+++ Data for the task
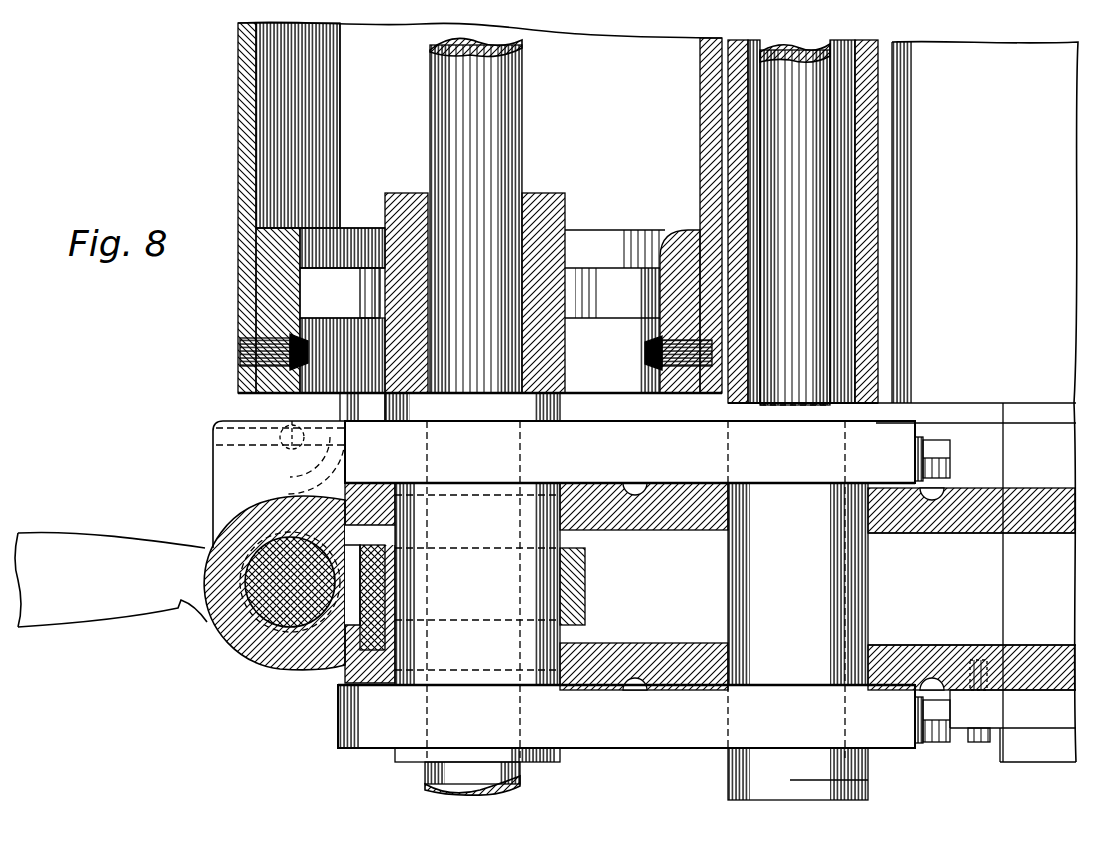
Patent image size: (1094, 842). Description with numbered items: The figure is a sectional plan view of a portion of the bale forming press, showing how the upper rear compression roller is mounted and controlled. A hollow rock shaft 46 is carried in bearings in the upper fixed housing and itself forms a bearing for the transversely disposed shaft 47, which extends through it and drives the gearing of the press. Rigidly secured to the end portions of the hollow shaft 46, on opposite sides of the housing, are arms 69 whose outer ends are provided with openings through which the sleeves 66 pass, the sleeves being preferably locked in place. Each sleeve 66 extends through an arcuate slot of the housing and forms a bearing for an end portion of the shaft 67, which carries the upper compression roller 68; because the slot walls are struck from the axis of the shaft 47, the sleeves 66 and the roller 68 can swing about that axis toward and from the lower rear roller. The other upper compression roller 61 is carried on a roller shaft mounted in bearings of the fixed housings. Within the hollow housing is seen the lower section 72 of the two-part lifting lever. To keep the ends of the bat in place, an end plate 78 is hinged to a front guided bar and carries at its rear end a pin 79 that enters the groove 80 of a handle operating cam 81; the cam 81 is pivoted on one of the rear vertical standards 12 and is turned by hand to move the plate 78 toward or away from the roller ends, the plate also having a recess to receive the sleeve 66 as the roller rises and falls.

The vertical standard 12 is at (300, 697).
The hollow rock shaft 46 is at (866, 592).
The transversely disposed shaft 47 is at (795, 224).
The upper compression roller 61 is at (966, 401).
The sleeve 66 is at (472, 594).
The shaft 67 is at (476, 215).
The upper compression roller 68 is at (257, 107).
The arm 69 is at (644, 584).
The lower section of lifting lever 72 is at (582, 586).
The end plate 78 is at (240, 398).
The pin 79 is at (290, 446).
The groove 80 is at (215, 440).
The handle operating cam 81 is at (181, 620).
++++++
+++ Data for the task
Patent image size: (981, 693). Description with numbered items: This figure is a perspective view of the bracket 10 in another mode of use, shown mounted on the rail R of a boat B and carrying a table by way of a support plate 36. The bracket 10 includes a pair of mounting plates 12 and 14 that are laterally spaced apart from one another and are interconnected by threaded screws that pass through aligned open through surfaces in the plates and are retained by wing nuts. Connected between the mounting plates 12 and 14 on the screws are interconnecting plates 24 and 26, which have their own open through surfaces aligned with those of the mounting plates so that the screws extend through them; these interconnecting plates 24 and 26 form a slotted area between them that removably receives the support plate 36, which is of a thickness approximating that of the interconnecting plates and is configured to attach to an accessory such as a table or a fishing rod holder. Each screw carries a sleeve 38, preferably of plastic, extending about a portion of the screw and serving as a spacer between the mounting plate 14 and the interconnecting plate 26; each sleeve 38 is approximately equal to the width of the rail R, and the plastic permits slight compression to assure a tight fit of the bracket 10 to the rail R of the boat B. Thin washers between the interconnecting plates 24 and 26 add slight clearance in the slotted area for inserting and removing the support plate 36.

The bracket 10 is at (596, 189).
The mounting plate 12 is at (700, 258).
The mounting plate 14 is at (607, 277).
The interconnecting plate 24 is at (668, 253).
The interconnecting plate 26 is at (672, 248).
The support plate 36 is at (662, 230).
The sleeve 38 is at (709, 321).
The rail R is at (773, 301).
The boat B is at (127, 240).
++++++
+++ Data for the task
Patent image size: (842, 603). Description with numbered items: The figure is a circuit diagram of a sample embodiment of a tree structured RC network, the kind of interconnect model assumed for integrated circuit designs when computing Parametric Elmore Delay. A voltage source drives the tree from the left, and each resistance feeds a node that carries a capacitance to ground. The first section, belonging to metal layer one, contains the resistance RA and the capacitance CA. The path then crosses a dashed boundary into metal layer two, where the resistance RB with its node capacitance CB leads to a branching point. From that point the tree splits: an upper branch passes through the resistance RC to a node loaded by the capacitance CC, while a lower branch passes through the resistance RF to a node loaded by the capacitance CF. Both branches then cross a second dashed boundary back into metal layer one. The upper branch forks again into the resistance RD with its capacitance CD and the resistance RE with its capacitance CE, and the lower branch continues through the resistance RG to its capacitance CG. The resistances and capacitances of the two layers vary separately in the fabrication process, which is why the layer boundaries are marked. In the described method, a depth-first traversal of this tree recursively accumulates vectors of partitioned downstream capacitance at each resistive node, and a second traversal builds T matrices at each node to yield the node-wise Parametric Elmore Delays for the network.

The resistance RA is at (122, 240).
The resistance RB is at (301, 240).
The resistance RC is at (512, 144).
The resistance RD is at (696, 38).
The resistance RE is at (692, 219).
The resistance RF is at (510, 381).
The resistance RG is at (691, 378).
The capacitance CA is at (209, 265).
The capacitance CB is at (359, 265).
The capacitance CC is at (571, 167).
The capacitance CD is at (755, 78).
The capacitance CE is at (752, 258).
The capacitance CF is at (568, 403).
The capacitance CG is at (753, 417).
++++++
Aim of the task: Transcribe the entries from the line containing "Patent image size: (842, 603)." up to and including the line containing "The capacitance CG is at (753, 417).", with no changes at all.

Answer to this exercise:
Patent image size: (842, 603). Description with numbered items: The figure is a circuit diagram of a sample embodiment of a tree structured RC network, the kind of interconnect model assumed for integrated circuit designs when computing Parametric Elmore Delay. A voltage source drives the tree from the left, and each resistance feeds a node that carries a capacitance to ground. The first section, belonging to metal layer one, contains the resistance RA and the capacitance CA. The path then crosses a dashed boundary into metal layer two, where the resistance RB with its node capacitance CB leads to a branching point. From that point the tree splits: an upper branch passes through the resistance RC to a node loaded by the capacitance CC, while a lower branch passes through the resistance RF to a node loaded by the capacitance CF. Both branches then cross a second dashed boundary back into metal layer one. The upper branch forks again into the resistance RD with its capacitance CD and the resistance RE with its capacitance CE, and the lower branch continues through the resistance RG to its capacitance CG. The resistances and capacitances of the two layers vary separately in the fabrication process, which is why the layer boundaries are marked. In the described method, a depth-first traversal of this tree recursively accumulates vectors of partitioned downstream capacitance at each resistive node, and a second traversal builds T matrices at each node to yield the node-wise Parametric Elmore Delays for the network.

The resistance RA is at (122, 240).
The resistance RB is at (301, 240).
The resistance RC is at (512, 144).
The resistance RD is at (696, 38).
The resistance RE is at (692, 219).
The resistance RF is at (510, 381).
The resistance RG is at (691, 378).
The capacitance CA is at (209, 265).
The capacitance CB is at (359, 265).
The capacitance CC is at (571, 167).
The capacitance CD is at (755, 78).
The capacitance CE is at (752, 258).
The capacitance CF is at (568, 403).
The capacitance CG is at (753, 417).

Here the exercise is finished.